- _WORK TO DO_:
1 – In the excerpt on Hitler's foreign policy, at which two countries was the policy of overt expansion directed initially?
2 – From the excerpt on Hitler's foreign policy, extract the passage starting with "It was not by" and going on through "Austria and Czechoslovakia.".
3 – Extend the excerpt on Hitler's foreign policy, picking up after its final sentence.

The idea of also including Poland in the Anti-Comintern Pact, which had been mooted since the previous year, was not raised during these conversations. But it had not been dropped; in January 1939, Ribbentrop was to return to this project once again with foreign minister Beck.25

Hitler’s plans to acquire living space

It was not by chance that, at the beginning of November 1937, Hitler initiated a major change in his foreign policy. The mass demonstrations at the Breslau Choral Festival, the Party Rally with its strongly anti-communist theme, the consolidation of the friendship with Italy, and indeed the prospect of forging an alliance under Germany’s leadership, all encouraged him in his decision now to embark on a policy of overt expansion. This policy was directed initially at Austria and Czechoslovakia.

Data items
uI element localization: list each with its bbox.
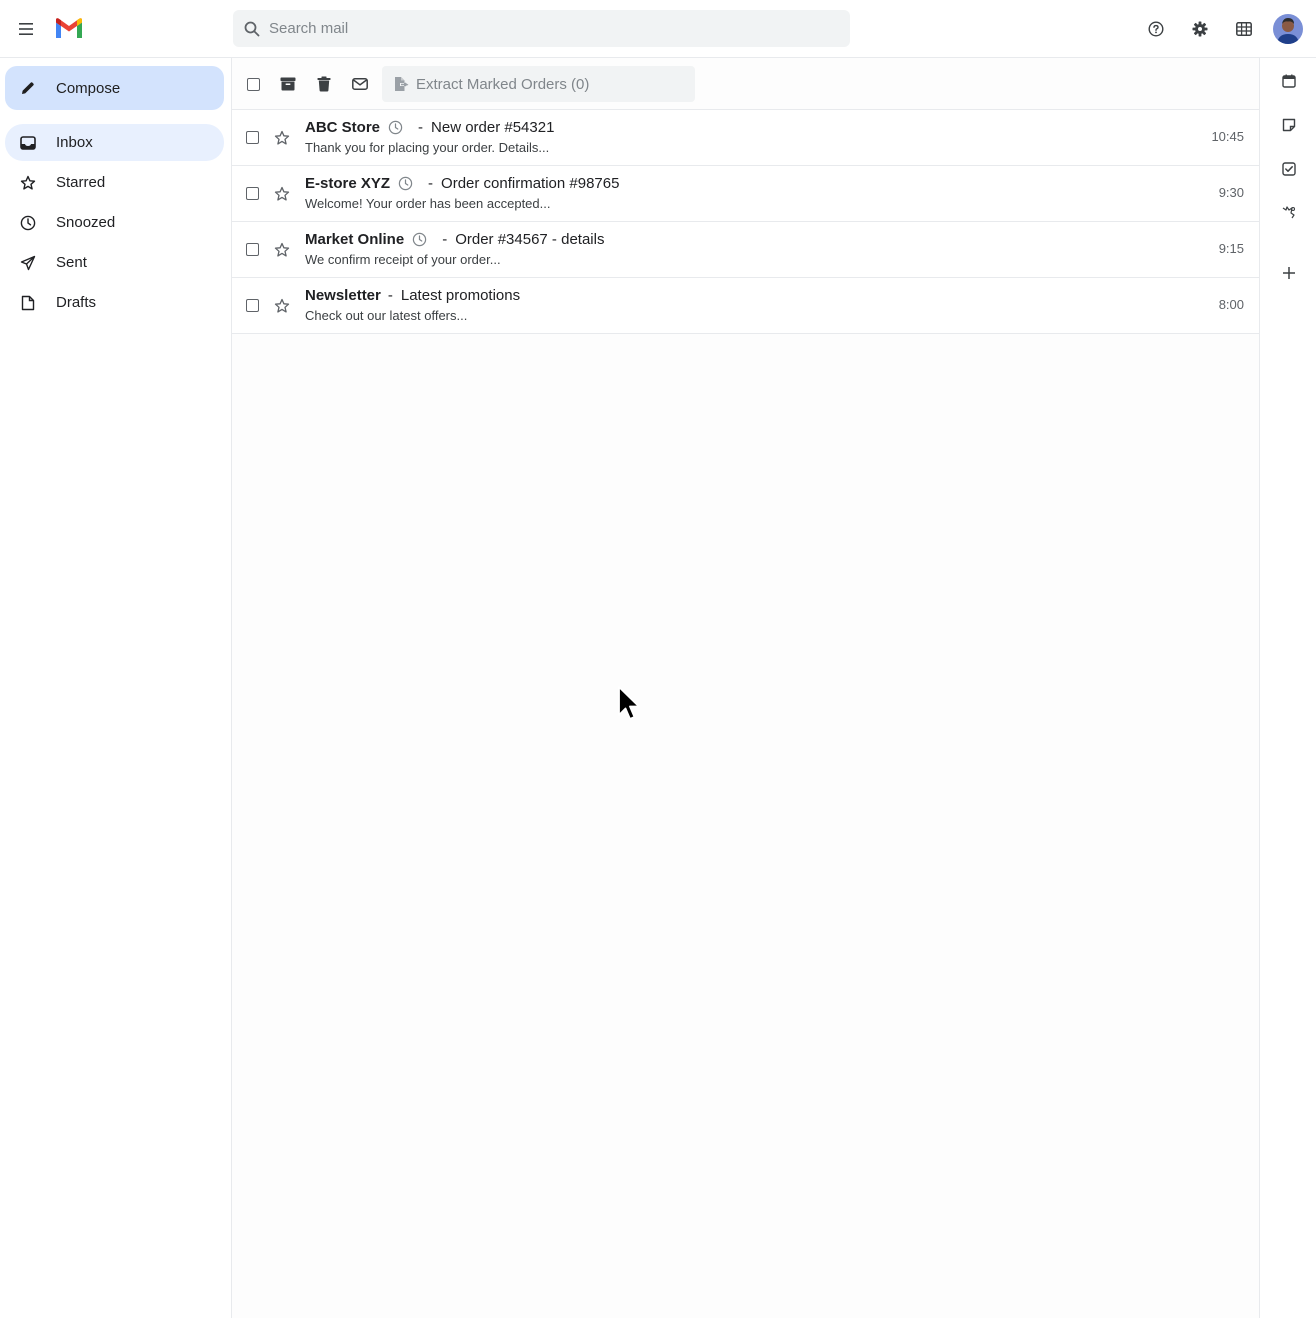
email-subject: Order confirmation #98765 (441, 175, 620, 192)
star-icon[interactable] (272, 128, 292, 148)
help-icon[interactable] (1144, 17, 1168, 41)
keep-notes-icon[interactable] (1278, 114, 1300, 136)
mail-toolbar: Extract Marked Orders (0) (232, 58, 1259, 110)
star-icon[interactable] (272, 296, 292, 316)
account-avatar[interactable] (1273, 14, 1303, 44)
menu-icon[interactable] (14, 17, 38, 41)
separator: - (442, 231, 448, 248)
compose-label: Compose (56, 79, 121, 97)
mark-unread-envelope-icon[interactable] (348, 72, 372, 96)
email-subject: New order #54321 (431, 119, 555, 136)
extract-marked-orders-button[interactable]: Extract Marked Orders (0) (382, 66, 695, 102)
extract-label: Extract Marked Orders (0) (416, 75, 590, 93)
nav-list: Inbox Starred Snoozed Sent Drafts (5, 124, 224, 324)
separator: - (387, 287, 393, 304)
inbox-icon (5, 135, 49, 150)
main-panel: Extract Marked Orders (0) ABC Store - Ne… (232, 58, 1259, 1318)
sidebar-item-label: Sent (56, 254, 87, 271)
clock-icon (5, 215, 49, 231)
email-time: 9:30 (1218, 185, 1244, 200)
sidebar-item-sent[interactable]: Sent (5, 244, 224, 281)
tasks-icon[interactable] (1278, 158, 1300, 180)
email-sender: Newsletter (305, 287, 381, 304)
row-checkbox[interactable] (246, 299, 259, 312)
sidebar-item-label: Drafts (56, 294, 97, 311)
mouse-cursor-icon (617, 686, 641, 722)
top-bar (0, 0, 1316, 58)
email-snippet: We confirm receipt of your order... (305, 252, 501, 267)
email-row[interactable]: Newsletter - Latest promotions Check out… (232, 278, 1259, 334)
email-sender: Market Online (305, 231, 405, 248)
archive-icon[interactable] (276, 72, 300, 96)
contacts-icon[interactable] (1278, 202, 1300, 224)
separator: - (418, 119, 424, 136)
file-export-icon (382, 76, 416, 92)
snooze-clock-icon (398, 176, 413, 191)
row-checkbox[interactable] (246, 187, 259, 200)
email-snippet: Check out our latest offers... (305, 308, 468, 323)
sidebar-item-label: Inbox (56, 134, 93, 151)
snooze-clock-icon (412, 232, 427, 247)
left-sidebar: Compose Inbox Starred Snoozed Sent Draft… (0, 58, 232, 1318)
sidebar-item-drafts[interactable]: Drafts (5, 284, 224, 321)
settings-gear-icon[interactable] (1188, 17, 1212, 41)
side-panel (1259, 58, 1316, 1318)
sidebar-item-inbox[interactable]: Inbox (5, 124, 224, 161)
email-snippet: Thank you for placing your order. Detail… (305, 140, 550, 155)
apps-grid-icon[interactable] (1232, 17, 1256, 41)
search-input[interactable] (269, 13, 829, 44)
snooze-clock-icon (388, 120, 403, 135)
sidebar-item-label: Starred (56, 174, 106, 191)
email-subject: Order #34567 - details (455, 231, 605, 248)
sidebar-item-snoozed[interactable]: Snoozed (5, 204, 224, 241)
select-all-checkbox[interactable] (241, 72, 265, 96)
star-icon[interactable] (272, 184, 292, 204)
email-row[interactable]: E-store XYZ - Order confirmation #98765 … (232, 166, 1259, 222)
compose-button[interactable]: Compose (5, 66, 224, 110)
calendar-icon[interactable] (1278, 70, 1300, 92)
gmail-logo[interactable] (54, 16, 84, 40)
separator: - (428, 175, 434, 192)
email-list: ABC Store - New order #54321 Thank you f… (232, 110, 1259, 334)
row-checkbox[interactable] (246, 131, 259, 144)
sidebar-item-starred[interactable]: Starred (5, 164, 224, 201)
trash-icon[interactable] (312, 72, 336, 96)
star-icon (5, 175, 49, 191)
send-icon (5, 255, 49, 271)
draft-icon (5, 295, 49, 311)
star-icon[interactable] (272, 240, 292, 260)
email-row[interactable]: ABC Store - New order #54321 Thank you f… (232, 110, 1259, 166)
email-row[interactable]: Market Online - Order #34567 - details W… (232, 222, 1259, 278)
pencil-icon (5, 80, 49, 96)
email-time: 9:15 (1218, 241, 1244, 256)
search-bar[interactable] (233, 10, 850, 47)
email-sender: ABC Store (305, 119, 381, 136)
email-time: 10:45 (1211, 129, 1244, 144)
email-sender: E-store XYZ (305, 175, 391, 192)
row-checkbox[interactable] (246, 243, 259, 256)
sidebar-item-label: Snoozed (56, 214, 116, 231)
email-time: 8:00 (1218, 297, 1244, 312)
email-snippet: Welcome! Your order has been accepted... (305, 196, 551, 211)
search-icon[interactable] (233, 10, 269, 47)
add-addon-plus-icon[interactable] (1278, 262, 1300, 284)
email-subject: Latest promotions (400, 287, 521, 304)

- _ANSWERS PER TASK_:
1 – Austria and Czechoslovakia.

2 –
It was not by chance that, at the beginning of November 1937, Hitler initiated a major change in his foreign policy. The mass demonstrations at the Breslau Choral Festival, the Party Rally with its strongly anti-communist theme, the consolidation of the friendship with Italy, and indeed the prospect of forging an alliance under Germany’s leadership, all encouraged him in his decision now to embark on a policy of overt expansion. This policy was directed initially at Austria and Czechoslovakia.

3 –
In Hitler’s view Czechoslovakia was an artificial construct created by the Allies after the end of the First World War and he quite simply refused to recognize as a legitimate nation state. The anti-Czech prejudices of his youth played a part in this as well as geopolitical considerations. A glance at a map showed that, after the planned Anschluss with Austria, Czechoslovakia would be like a stake penetrating deep into the future ‘Greater Germany’. Protected by a strong ring of fortifications, it was a relatively well-armed state, which in May 1935 had made a defensive pact with the Soviet Union and was closely allied with France. As far as Hitler was concerned, it represented an important potential pillar of an anti-German bloc that was in the process of being constructed under communist leadership. Moreover, he was acting on the assumption that, by neutralizing this alleged threat, he would be expanding the ‘living space’ of his Reich by incorporating territories to which, from a traditional ‘Greater German’ perspective, there was already a historic claim.26 During 1937, Hitler became increasingly convinced that the alliance he was seeking – with Italy at its core, but with Poland, Hungary, Romania, Yugoslavia, Spain, and possibly the Baltic states as potential candidates – would give him superiority over the ‘Bolshevik’ camp and so he could now go on the offensive. Franco’s military advances in the Spanish Civil War and France’s domestic political difficulties strengthened him in this view. The fact that the alliance with Britain had not come about seemed to have made many things easier.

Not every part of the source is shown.